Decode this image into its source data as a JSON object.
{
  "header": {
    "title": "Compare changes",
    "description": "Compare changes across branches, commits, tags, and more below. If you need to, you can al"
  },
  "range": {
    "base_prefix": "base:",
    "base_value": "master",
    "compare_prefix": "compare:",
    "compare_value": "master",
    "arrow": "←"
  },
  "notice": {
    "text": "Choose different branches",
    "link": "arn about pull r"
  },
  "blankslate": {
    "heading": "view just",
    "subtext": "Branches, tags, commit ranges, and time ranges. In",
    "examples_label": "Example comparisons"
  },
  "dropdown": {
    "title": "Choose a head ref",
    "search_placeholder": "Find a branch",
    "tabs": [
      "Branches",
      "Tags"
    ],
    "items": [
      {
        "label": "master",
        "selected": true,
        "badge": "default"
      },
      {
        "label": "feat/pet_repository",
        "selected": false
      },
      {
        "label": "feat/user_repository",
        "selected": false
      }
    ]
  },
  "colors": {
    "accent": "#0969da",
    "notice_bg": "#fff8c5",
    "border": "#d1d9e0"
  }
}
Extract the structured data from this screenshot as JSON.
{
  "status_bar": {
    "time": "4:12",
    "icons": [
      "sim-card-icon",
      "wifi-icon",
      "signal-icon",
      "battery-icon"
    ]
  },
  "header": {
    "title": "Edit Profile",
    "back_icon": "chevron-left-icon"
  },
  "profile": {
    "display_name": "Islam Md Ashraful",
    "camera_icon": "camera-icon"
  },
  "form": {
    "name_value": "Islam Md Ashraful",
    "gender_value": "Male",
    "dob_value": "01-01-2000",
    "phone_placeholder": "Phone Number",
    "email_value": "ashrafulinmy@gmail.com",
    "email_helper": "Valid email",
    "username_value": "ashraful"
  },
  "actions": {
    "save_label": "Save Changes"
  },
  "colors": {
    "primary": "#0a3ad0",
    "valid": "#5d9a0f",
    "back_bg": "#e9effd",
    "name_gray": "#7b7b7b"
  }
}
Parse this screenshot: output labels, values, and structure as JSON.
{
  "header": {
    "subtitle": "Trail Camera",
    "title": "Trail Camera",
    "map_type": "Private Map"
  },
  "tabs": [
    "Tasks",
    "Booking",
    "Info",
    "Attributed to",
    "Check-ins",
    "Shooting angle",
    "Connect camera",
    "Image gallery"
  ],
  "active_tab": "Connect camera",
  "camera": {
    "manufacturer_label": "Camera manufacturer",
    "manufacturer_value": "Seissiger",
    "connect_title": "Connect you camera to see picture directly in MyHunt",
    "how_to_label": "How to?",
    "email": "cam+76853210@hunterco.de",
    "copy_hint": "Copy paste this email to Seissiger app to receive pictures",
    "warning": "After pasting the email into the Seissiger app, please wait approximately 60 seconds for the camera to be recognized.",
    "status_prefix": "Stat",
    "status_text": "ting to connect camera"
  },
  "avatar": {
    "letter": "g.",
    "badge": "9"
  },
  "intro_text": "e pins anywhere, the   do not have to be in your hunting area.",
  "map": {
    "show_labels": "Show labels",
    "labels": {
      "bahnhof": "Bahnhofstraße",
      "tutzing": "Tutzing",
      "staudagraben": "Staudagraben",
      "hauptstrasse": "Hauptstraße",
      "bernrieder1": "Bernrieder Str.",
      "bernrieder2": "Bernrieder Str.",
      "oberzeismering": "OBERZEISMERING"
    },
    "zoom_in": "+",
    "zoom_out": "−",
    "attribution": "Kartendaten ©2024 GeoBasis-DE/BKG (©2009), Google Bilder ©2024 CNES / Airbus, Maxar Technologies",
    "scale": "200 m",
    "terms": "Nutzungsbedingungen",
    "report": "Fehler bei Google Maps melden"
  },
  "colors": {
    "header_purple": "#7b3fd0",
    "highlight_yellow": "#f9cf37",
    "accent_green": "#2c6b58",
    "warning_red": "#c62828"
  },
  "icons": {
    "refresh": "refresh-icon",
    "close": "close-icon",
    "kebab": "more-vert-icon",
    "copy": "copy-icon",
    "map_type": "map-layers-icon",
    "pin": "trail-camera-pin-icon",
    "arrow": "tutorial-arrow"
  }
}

=-=-=

**Exercise objective**
Copy down the whole of the data above, matching it exactly.

**Full response**
Decode this image into its source data as a JSON object.
{
  "header": {
    "title": "Compare changes",
    "description": "Compare changes across branches, commits, tags, and more below. If you need to, you can al"
  },
  "range": {
    "base_prefix": "base:",
    "base_value": "master",
    "compare_prefix": "compare:",
    "compare_value": "master",
    "arrow": "←"
  },
  "notice": {
    "text": "Choose different branches",
    "link": "arn about pull r"
  },
  "blankslate": {
    "heading": "view just",
    "subtext": "Branches, tags, commit ranges, and time ranges. In",
    "examples_label": "Example comparisons"
  },
  "dropdown": {
    "title": "Choose a head ref",
    "search_placeholder": "Find a branch",
    "tabs": [
      "Branches",
      "Tags"
    ],
    "items": [
      {
        "label": "master",
        "selected": true,
        "badge": "default"
      },
      {
        "label": "feat/pet_repository",
        "selected": false
      },
      {
        "label": "feat/user_repository",
        "selected": false
      }
    ]
  },
  "colors": {
    "accent": "#0969da",
    "notice_bg": "#fff8c5",
    "border": "#d1d9e0"
  }
}
Extract the structured data from this screenshot as JSON.
{
  "status_bar": {
    "time": "4:12",
    "icons": [
      "sim-card-icon",
      "wifi-icon",
      "signal-icon",
      "battery-icon"
    ]
  },
  "header": {
    "title": "Edit Profile",
    "back_icon": "chevron-left-icon"
  },
  "profile": {
    "display_name": "Islam Md Ashraful",
    "camera_icon": "camera-icon"
  },
  "form": {
    "name_value": "Islam Md Ashraful",
    "gender_value": "Male",
    "dob_value": "01-01-2000",
    "phone_placeholder": "Phone Number",
    "email_value": "ashrafulinmy@gmail.com",
    "email_helper": "Valid email",
    "username_value": "ashraful"
  },
  "actions": {
    "save_label": "Save Changes"
  },
  "colors": {
    "primary": "#0a3ad0",
    "valid": "#5d9a0f",
    "back_bg": "#e9effd",
    "name_gray": "#7b7b7b"
  }
}
Parse this screenshot: output labels, values, and structure as JSON.
{
  "header": {
    "subtitle": "Trail Camera",
    "title": "Trail Camera",
    "map_type": "Private Map"
  },
  "tabs": [
    "Tasks",
    "Booking",
    "Info",
    "Attributed to",
    "Check-ins",
    "Shooting angle",
    "Connect camera",
    "Image gallery"
  ],
  "active_tab": "Connect camera",
  "camera": {
    "manufacturer_label": "Camera manufacturer",
    "manufacturer_value": "Seissiger",
    "connect_title": "Connect you camera to see picture directly in MyHunt",
    "how_to_label": "How to?",
    "email": "cam+76853210@hunterco.de",
    "copy_hint": "Copy paste this email to Seissiger app to receive pictures",
    "warning": "After pasting the email into the Seissiger app, please wait approximately 60 seconds for the camera to be recognized.",
    "status_prefix": "Stat",
    "status_text": "ting to connect camera"
  },
  "avatar": {
    "letter": "g.",
    "badge": "9"
  },
  "intro_text": "e pins anywhere, the   do not have to be in your hunting area.",
  "map": {
    "show_labels": "Show labels",
    "labels": {
      "bahnhof": "Bahnhofstraße",
      "tutzing": "Tutzing",
      "staudagraben": "Staudagraben",
      "hauptstrasse": "Hauptstraße",
      "bernrieder1": "Bernrieder Str.",
      "bernrieder2": "Bernrieder Str.",
      "oberzeismering": "OBERZEISMERING"
    },
    "zoom_in": "+",
    "zoom_out": "−",
    "attribution": "Kartendaten ©2024 GeoBasis-DE/BKG (©2009), Google Bilder ©2024 CNES / Airbus, Maxar Technologies",
    "scale": "200 m",
    "terms": "Nutzungsbedingungen",
    "report": "Fehler bei Google Maps melden"
  },
  "colors": {
    "header_purple": "#7b3fd0",
    "highlight_yellow": "#f9cf37",
    "accent_green": "#2c6b58",
    "warning_red": "#c62828"
  },
  "icons": {
    "refresh": "refresh-icon",
    "close": "close-icon",
    "kebab": "more-vert-icon",
    "copy": "copy-icon",
    "map_type": "map-layers-icon",
    "pin": "trail-camera-pin-icon",
    "arrow": "tutorial-arrow"
  }
}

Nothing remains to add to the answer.